• REQUEST: Could you print all the entries exactly?

Entries from a dataset:
——————————

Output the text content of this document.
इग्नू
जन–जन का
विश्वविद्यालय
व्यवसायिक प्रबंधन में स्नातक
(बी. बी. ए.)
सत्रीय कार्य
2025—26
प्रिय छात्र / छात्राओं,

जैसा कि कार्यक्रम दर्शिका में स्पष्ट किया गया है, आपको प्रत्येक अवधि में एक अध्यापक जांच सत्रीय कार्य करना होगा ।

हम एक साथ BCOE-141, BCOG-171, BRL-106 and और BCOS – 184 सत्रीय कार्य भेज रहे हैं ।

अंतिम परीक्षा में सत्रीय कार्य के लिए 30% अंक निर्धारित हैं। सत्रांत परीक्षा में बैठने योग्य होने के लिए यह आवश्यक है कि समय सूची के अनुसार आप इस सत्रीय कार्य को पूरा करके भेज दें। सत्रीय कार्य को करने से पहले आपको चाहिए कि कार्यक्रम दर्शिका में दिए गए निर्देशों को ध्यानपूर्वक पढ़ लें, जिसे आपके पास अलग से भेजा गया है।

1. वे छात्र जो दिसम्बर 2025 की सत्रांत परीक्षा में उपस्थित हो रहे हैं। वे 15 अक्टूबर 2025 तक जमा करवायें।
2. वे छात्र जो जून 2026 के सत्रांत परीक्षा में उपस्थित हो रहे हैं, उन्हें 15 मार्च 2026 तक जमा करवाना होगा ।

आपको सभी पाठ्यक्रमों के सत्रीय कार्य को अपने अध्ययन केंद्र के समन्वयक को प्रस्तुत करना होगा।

——————————

• EXPECTED OUTPUT:
Output the text content of this document.
इग्नू
जन–जन का
विश्वविद्यालय
व्यवसायिक प्रबंधन में स्नातक
(बी. बी. ए.)
सत्रीय कार्य
2025—26
प्रिय छात्र / छात्राओं,

जैसा कि कार्यक्रम दर्शिका में स्पष्ट किया गया है, आपको प्रत्येक अवधि में एक अध्यापक जांच सत्रीय कार्य करना होगा ।

हम एक साथ BCOE-141, BCOG-171, BRL-106 and और BCOS – 184 सत्रीय कार्य भेज रहे हैं ।

अंतिम परीक्षा में सत्रीय कार्य के लिए 30% अंक निर्धारित हैं। सत्रांत परीक्षा में बैठने योग्य होने के लिए यह आवश्यक है कि समय सूची के अनुसार आप इस सत्रीय कार्य को पूरा करके भेज दें। सत्रीय कार्य को करने से पहले आपको चाहिए कि कार्यक्रम दर्शिका में दिए गए निर्देशों को ध्यानपूर्वक पढ़ लें, जिसे आपके पास अलग से भेजा गया है।

1. वे छात्र जो दिसम्बर 2025 की सत्रांत परीक्षा में उपस्थित हो रहे हैं। वे 15 अक्टूबर 2025 तक जमा करवायें।
2. वे छात्र जो जून 2026 के सत्रांत परीक्षा में उपस्थित हो रहे हैं, उन्हें 15 मार्च 2026 तक जमा करवाना होगा ।

आपको सभी पाठ्यक्रमों के सत्रीय कार्य को अपने अध्ययन केंद्र के समन्वयक को प्रस्तुत करना होगा।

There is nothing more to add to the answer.